Short problem: Pictures in the data below are not part of the copy; transcribe everything else exactly.

Data section:
┄┄┄┄┄┄┄┄┄┄
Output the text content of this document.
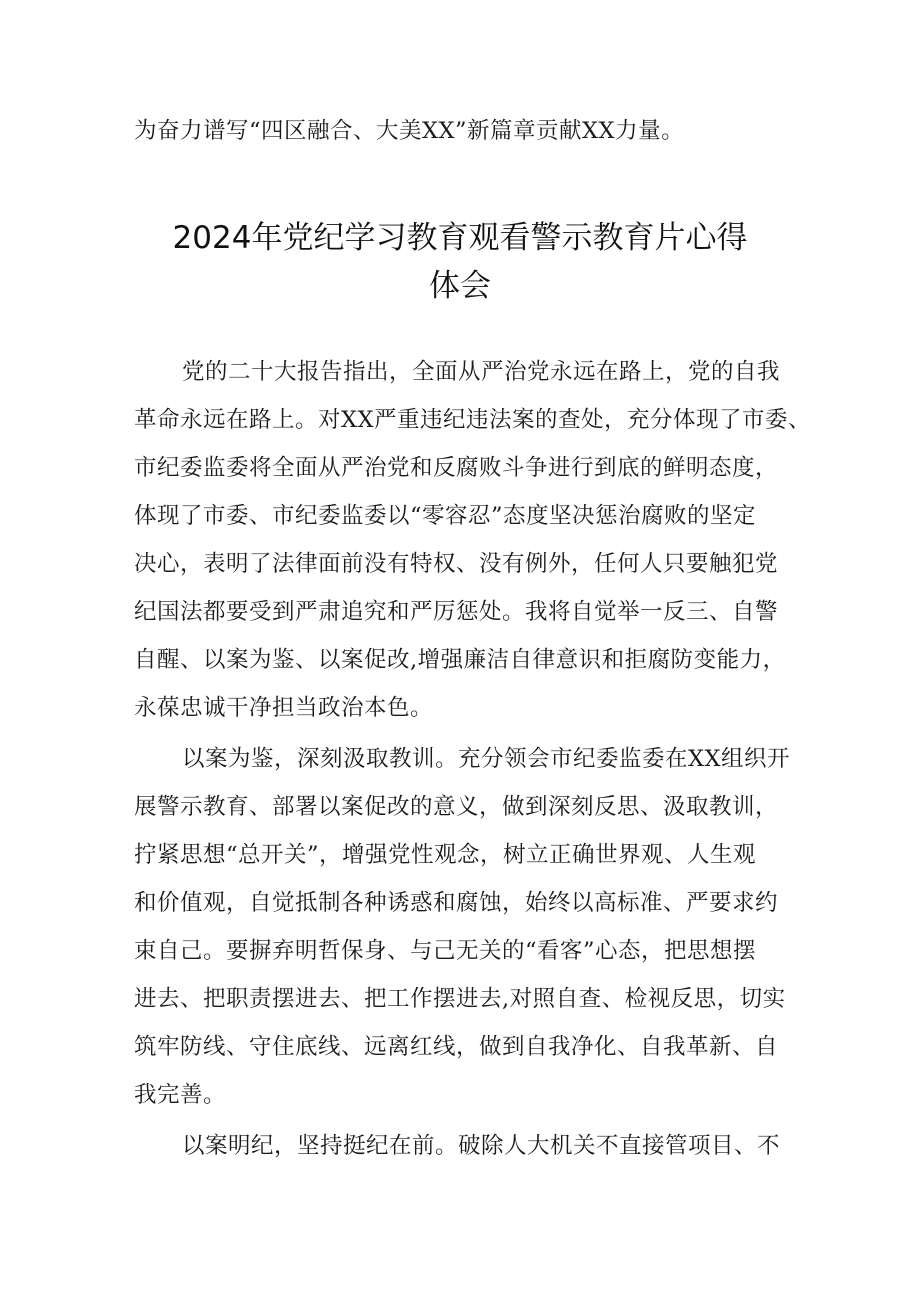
为奋力谱写“四区融合、大美XX”新篇章贡献XX力量。
2024年党纪学习教育观看警示教育片心得
体会
党的二十大报告指出，全面从严治党永远在路上，党的自我
革命永远在路上。对XX严重违纪违法案的查处，充分体现了市委、
市纪委监委将全面从严治党和反腐败斗争进行到底的鲜明态度，
体现了市委、市纪委监委以“零容忍”态度坚决惩治腐败的坚定
决心，表明了法律面前没有特权、没有例外，任何人只要触犯党
纪国法都要受到严肃追究和严厉惩处。我将自觉举一反三、自警
自醒、以案为鉴、以案促改,增强廉洁自律意识和拒腐防变能力，
永葆忠诚干净担当政治本色。
以案为鉴，深刻汲取教训。充分领会市纪委监委在XX组织开
展警示教育、部署以案促改的意义，做到深刻反思、汲取教训，
拧紧思想“总开关”，增强党性观念，树立正确世界观、人生观
和价值观，自觉抵制各种诱惑和腐蚀，始终以高标准、严要求约
束自己。要摒弃明哲保身、与己无关的“看客”心态，把思想摆
进去、把职责摆进去、把工作摆进去,对照自查、检视反思，切实
筑牢防线、守住底线、远离红线，做到自我净化、自我革新、自
我完善。
以案明纪，坚持挺纪在前。破除人大机关不直接管项目、不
┄┄┄┄┄┄┄┄┄┄
Worked solution:
Output the text content of this document.
为奋力谱写“四区融合、大美XX”新篇章贡献XX力量。
2024年党纪学习教育观看警示教育片心得
体会
党的二十大报告指出，全面从严治党永远在路上，党的自我
革命永远在路上。对XX严重违纪违法案的查处，充分体现了市委、
市纪委监委将全面从严治党和反腐败斗争进行到底的鲜明态度，
体现了市委、市纪委监委以“零容忍”态度坚决惩治腐败的坚定
决心，表明了法律面前没有特权、没有例外，任何人只要触犯党
纪国法都要受到严肃追究和严厉惩处。我将自觉举一反三、自警
自醒、以案为鉴、以案促改,增强廉洁自律意识和拒腐防变能力，
永葆忠诚干净担当政治本色。
以案为鉴，深刻汲取教训。充分领会市纪委监委在XX组织开
展警示教育、部署以案促改的意义，做到深刻反思、汲取教训，
拧紧思想“总开关”，增强党性观念，树立正确世界观、人生观
和价值观，自觉抵制各种诱惑和腐蚀，始终以高标准、严要求约
束自己。要摒弃明哲保身、与己无关的“看客”心态，把思想摆
进去、把职责摆进去、把工作摆进去,对照自查、检视反思，切实
筑牢防线、守住底线、远离红线，做到自我净化、自我革新、自
我完善。
以案明纪，坚持挺纪在前。破除人大机关不直接管项目、不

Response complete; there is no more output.